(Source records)
(begin)

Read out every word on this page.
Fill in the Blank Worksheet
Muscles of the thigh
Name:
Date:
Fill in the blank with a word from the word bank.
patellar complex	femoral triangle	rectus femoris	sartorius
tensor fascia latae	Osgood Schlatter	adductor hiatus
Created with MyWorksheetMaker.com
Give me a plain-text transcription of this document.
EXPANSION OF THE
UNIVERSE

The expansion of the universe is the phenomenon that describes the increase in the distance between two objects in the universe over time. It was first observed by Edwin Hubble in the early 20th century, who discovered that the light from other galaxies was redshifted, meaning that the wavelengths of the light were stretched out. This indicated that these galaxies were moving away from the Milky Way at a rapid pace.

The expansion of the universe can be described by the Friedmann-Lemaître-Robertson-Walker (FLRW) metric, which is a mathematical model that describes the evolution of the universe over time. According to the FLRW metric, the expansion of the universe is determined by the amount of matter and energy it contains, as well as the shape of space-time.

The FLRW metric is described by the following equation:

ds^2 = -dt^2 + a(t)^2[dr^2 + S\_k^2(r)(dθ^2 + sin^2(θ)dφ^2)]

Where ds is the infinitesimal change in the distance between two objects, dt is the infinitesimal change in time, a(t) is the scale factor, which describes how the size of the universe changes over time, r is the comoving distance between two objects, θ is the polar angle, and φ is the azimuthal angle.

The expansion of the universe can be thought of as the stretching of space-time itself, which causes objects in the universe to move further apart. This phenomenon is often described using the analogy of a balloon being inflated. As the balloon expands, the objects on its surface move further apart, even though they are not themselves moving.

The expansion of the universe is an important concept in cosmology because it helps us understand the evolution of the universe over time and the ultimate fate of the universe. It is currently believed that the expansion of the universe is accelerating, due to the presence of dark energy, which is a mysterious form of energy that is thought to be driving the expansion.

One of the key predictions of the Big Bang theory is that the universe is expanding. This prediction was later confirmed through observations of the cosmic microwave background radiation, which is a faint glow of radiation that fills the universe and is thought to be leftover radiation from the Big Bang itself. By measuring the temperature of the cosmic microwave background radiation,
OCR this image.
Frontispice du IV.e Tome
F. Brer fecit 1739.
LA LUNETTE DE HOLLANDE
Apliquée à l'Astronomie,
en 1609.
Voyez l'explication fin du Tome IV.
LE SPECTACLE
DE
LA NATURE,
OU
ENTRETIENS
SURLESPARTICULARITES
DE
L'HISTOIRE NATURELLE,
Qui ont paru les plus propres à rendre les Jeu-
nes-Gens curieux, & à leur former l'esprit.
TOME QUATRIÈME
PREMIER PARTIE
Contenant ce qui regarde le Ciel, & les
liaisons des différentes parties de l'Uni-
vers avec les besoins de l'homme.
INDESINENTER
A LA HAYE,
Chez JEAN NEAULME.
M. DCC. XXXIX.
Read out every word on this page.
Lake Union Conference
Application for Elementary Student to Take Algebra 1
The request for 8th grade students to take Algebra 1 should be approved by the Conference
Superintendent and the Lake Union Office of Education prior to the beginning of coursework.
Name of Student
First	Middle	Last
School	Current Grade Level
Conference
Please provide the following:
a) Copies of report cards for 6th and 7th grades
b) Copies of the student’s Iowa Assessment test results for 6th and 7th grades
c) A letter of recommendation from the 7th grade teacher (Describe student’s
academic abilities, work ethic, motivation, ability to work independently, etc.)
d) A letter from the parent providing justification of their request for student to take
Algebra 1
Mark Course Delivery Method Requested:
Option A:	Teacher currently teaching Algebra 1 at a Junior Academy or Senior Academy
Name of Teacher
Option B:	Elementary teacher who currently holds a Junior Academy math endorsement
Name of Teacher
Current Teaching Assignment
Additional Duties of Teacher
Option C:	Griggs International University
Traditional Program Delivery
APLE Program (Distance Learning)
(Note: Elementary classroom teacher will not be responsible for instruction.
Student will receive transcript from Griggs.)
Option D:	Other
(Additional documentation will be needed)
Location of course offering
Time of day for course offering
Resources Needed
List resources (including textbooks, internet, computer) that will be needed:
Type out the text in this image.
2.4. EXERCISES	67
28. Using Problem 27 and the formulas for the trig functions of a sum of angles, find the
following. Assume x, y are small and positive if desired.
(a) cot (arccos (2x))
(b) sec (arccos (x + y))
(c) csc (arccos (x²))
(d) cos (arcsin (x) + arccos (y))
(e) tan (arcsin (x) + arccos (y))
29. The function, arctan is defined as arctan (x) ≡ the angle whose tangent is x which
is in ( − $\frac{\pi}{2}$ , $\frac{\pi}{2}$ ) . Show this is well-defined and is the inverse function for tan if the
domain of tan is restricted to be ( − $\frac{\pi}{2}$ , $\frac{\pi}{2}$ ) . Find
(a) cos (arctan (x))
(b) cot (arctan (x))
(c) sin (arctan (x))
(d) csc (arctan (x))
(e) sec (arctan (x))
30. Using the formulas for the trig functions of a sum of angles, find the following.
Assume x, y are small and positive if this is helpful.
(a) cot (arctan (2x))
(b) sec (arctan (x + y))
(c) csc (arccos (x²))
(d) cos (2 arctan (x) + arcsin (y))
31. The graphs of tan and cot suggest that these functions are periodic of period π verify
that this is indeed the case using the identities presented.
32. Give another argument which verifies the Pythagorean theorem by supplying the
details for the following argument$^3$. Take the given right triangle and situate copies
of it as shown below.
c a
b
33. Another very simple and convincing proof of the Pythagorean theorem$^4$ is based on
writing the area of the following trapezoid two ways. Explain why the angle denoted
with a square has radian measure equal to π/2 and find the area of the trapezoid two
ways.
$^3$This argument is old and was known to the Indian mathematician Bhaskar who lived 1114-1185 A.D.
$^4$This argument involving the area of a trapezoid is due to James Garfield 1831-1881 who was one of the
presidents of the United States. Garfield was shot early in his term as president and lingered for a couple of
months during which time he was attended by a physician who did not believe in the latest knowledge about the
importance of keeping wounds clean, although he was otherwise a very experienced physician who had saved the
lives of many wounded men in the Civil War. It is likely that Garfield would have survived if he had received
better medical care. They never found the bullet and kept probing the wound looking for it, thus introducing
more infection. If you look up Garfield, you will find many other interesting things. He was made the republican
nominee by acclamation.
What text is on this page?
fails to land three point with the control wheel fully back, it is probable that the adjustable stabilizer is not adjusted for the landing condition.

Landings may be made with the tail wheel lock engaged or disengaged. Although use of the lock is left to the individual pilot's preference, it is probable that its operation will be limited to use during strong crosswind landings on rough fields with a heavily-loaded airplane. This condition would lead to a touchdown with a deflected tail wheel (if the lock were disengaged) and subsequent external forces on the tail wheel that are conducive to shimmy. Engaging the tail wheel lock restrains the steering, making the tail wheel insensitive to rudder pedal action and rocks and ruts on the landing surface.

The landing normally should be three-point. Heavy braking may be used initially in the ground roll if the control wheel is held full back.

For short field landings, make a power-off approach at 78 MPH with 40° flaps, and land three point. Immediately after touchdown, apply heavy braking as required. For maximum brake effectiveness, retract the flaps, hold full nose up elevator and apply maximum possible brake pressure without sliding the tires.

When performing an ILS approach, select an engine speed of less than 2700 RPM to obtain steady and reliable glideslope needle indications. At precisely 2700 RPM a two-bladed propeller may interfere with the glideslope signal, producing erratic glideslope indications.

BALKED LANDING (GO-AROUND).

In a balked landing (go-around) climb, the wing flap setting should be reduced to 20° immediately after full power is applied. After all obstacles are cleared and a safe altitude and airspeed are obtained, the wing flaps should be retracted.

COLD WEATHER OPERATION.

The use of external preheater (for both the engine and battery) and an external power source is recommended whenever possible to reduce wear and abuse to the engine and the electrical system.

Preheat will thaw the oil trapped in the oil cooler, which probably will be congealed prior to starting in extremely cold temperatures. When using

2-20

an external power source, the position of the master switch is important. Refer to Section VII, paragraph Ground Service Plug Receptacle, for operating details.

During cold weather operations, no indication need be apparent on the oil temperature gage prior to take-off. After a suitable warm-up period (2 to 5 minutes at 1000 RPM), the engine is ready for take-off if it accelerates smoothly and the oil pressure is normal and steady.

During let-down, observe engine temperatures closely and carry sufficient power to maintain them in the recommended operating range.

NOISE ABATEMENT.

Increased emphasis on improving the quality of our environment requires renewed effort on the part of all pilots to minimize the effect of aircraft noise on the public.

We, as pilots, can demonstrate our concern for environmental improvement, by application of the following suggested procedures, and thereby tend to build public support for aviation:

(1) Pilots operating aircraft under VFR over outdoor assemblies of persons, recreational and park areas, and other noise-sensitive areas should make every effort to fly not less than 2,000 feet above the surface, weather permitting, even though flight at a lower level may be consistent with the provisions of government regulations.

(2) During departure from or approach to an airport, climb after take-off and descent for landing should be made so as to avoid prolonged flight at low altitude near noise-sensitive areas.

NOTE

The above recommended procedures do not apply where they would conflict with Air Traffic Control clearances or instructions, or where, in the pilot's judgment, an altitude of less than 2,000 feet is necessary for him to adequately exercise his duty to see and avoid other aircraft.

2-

(end)

◆ **TO DO**: Only lines that contain the word "approach" are wanted; copy each of them.

◆ **THE OUTPUT**:
For short field landings, make a power-off approach at 78 MPH with 40° flaps, and land three point. Immediately after touchdown, apply heavy braking as required. For maximum brake effectiveness, retract the flaps, hold full nose up elevator and apply maximum possible brake pressure without sliding the tires.
When performing an ILS approach, select an engine speed of less than 2700 RPM to obtain steady and reliable glideslope needle indications. At precisely 2700 RPM a two-bladed propeller may interfere with the glideslope signal, producing erratic glideslope indications.
(2) During departure from or approach to an airport, climb after take-off and descent for landing should be made so as to avoid prolonged flight at low altitude near noise-sensitive areas.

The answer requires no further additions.